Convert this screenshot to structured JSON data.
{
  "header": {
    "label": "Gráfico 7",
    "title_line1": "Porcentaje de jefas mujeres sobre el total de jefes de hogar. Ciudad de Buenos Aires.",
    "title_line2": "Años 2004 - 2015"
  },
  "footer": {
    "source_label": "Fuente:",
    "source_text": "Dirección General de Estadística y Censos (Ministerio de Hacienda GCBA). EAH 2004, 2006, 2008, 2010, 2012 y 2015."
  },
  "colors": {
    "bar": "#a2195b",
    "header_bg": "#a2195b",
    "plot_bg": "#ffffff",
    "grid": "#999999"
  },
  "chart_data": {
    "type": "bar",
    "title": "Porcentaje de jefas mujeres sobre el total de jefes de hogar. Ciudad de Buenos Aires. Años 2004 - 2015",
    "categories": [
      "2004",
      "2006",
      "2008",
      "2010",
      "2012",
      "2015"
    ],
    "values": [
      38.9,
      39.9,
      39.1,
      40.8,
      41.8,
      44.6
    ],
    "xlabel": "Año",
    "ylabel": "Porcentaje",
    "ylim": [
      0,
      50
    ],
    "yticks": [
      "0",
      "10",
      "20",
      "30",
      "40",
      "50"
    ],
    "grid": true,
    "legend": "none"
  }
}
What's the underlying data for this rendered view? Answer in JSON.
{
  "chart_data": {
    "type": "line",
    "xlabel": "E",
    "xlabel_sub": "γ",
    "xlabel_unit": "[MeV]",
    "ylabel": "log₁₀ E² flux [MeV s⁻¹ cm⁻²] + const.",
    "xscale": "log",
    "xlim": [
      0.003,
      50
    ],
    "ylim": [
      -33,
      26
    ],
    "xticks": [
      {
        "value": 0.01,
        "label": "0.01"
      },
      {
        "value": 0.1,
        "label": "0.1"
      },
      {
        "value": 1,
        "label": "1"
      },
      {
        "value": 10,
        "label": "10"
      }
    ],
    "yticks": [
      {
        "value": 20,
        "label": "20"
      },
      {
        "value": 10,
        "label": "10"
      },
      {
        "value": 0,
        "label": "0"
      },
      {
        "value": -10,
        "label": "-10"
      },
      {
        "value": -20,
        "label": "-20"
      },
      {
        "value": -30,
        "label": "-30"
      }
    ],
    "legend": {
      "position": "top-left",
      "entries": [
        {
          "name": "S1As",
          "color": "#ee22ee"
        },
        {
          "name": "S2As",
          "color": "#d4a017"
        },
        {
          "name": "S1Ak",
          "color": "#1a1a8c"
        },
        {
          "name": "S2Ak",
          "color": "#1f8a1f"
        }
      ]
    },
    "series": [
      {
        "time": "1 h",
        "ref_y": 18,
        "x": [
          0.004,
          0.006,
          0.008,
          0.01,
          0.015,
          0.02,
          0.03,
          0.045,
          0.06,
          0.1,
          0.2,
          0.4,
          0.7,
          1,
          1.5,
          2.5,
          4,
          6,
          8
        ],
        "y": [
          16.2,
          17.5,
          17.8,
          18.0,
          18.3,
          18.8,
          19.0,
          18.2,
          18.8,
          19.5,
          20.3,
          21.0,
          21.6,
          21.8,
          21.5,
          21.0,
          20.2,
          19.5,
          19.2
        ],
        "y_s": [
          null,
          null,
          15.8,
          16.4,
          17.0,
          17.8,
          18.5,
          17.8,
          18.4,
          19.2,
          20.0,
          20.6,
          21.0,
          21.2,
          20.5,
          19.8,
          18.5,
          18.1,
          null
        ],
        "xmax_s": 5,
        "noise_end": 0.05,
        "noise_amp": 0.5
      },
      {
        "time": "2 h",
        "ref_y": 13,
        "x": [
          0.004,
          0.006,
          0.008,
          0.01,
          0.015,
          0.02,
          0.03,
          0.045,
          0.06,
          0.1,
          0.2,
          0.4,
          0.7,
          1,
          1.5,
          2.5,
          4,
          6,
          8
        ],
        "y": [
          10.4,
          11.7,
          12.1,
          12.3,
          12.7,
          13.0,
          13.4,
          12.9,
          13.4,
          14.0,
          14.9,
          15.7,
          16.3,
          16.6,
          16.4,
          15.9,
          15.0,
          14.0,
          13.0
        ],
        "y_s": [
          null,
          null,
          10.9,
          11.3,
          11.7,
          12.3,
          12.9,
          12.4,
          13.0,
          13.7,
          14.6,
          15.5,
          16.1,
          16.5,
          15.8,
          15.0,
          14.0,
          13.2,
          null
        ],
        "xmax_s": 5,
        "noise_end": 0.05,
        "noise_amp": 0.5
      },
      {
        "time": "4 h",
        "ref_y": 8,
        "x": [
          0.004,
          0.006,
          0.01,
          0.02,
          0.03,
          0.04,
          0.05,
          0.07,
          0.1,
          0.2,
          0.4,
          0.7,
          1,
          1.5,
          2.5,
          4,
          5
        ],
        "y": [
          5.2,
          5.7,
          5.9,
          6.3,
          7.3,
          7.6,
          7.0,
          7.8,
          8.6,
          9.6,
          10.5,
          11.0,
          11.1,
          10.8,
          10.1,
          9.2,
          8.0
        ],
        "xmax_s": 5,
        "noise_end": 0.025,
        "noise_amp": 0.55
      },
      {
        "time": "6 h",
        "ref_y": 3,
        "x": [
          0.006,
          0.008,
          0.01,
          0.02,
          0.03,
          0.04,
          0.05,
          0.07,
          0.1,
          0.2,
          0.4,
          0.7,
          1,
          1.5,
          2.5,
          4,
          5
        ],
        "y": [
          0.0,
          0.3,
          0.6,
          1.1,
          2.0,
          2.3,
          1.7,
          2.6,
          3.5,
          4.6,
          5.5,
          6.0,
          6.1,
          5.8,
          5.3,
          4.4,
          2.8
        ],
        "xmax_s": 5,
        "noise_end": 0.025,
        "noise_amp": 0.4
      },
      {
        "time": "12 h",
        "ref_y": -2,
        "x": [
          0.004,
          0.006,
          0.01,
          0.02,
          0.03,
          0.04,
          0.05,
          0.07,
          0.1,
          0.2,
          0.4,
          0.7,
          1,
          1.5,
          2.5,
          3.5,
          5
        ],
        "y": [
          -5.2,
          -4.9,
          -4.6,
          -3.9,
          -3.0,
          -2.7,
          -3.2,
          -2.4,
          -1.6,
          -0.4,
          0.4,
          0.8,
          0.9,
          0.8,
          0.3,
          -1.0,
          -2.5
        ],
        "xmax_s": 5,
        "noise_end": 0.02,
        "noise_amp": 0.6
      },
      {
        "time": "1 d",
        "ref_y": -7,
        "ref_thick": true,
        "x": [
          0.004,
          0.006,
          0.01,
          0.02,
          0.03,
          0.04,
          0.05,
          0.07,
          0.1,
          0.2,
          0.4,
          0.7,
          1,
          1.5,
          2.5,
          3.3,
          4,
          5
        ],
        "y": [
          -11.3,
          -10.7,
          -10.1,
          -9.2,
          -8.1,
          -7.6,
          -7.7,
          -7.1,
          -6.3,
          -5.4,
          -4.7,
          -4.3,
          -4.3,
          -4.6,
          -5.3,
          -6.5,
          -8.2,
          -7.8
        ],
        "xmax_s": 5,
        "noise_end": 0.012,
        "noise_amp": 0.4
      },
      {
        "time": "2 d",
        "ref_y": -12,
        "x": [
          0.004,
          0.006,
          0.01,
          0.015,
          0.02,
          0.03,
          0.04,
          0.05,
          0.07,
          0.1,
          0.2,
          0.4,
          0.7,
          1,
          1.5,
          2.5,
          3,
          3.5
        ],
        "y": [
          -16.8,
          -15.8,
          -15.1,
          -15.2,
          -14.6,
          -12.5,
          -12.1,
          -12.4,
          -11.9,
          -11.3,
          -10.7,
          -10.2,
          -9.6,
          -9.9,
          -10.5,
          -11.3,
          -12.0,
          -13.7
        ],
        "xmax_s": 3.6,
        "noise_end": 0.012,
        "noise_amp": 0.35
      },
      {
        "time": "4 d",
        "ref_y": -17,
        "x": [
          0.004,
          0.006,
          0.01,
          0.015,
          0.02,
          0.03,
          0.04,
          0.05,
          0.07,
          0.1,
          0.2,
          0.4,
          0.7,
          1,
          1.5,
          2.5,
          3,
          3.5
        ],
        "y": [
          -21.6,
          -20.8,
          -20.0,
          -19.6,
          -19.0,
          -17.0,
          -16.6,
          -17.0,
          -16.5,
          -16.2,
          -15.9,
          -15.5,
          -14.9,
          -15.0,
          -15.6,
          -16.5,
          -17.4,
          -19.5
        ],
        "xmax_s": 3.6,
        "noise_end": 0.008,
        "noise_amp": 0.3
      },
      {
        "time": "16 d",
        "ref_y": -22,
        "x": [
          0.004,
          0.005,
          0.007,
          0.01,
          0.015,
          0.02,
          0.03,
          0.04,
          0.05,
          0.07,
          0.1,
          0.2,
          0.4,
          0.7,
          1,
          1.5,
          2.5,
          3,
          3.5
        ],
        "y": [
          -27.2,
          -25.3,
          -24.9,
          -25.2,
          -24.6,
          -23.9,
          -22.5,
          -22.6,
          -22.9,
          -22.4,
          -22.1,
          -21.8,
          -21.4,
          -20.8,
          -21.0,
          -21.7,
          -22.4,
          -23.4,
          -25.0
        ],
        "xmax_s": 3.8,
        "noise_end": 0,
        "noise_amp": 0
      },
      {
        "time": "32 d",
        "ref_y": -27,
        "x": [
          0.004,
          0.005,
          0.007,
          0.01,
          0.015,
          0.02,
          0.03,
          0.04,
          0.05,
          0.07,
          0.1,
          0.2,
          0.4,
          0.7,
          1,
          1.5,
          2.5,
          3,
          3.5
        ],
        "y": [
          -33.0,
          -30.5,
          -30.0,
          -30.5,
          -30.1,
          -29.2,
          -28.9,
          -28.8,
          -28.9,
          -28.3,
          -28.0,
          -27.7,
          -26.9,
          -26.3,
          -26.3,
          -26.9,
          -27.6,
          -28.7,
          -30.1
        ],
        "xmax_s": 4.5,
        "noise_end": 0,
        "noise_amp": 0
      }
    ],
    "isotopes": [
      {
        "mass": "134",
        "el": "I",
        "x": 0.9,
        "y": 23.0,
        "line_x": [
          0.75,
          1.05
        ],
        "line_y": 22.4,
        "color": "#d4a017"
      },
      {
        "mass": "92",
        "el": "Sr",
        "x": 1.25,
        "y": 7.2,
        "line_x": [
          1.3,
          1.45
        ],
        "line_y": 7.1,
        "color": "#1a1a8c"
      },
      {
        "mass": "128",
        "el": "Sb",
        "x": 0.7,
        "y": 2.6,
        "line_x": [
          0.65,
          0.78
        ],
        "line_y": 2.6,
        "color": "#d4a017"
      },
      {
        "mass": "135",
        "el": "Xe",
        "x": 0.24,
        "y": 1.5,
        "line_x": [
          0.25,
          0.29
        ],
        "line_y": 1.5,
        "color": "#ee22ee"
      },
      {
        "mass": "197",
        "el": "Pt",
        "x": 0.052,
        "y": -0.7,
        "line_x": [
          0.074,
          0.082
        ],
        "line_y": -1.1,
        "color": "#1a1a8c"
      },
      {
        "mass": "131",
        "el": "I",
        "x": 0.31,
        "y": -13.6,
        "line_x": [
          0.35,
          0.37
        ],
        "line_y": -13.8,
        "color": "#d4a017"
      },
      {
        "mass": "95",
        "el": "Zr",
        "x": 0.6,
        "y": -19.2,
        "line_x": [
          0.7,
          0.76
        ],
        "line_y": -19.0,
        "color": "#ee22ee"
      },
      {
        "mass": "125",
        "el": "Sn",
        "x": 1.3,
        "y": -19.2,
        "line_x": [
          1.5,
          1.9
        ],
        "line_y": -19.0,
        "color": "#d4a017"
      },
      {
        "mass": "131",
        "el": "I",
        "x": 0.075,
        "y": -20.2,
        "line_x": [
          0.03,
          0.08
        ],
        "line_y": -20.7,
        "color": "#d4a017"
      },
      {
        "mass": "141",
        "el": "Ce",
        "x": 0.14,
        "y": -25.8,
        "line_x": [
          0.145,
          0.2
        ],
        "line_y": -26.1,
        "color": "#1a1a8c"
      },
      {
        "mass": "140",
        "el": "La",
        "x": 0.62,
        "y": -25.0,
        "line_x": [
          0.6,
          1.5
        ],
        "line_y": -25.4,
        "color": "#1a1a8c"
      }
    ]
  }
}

===============

__What is needed__
Go through the listing above and return every line where the word "hogar" occurs.

__Correct output__
    "title_line1": "Porcentaje de jefas mujeres sobre el total de jefes de hogar. Ciudad de Buenos Aires.",
    "title": "Porcentaje de jefas mujeres sobre el total de jefes de hogar. Ciudad de Buenos Aires. Años 2004 - 2015",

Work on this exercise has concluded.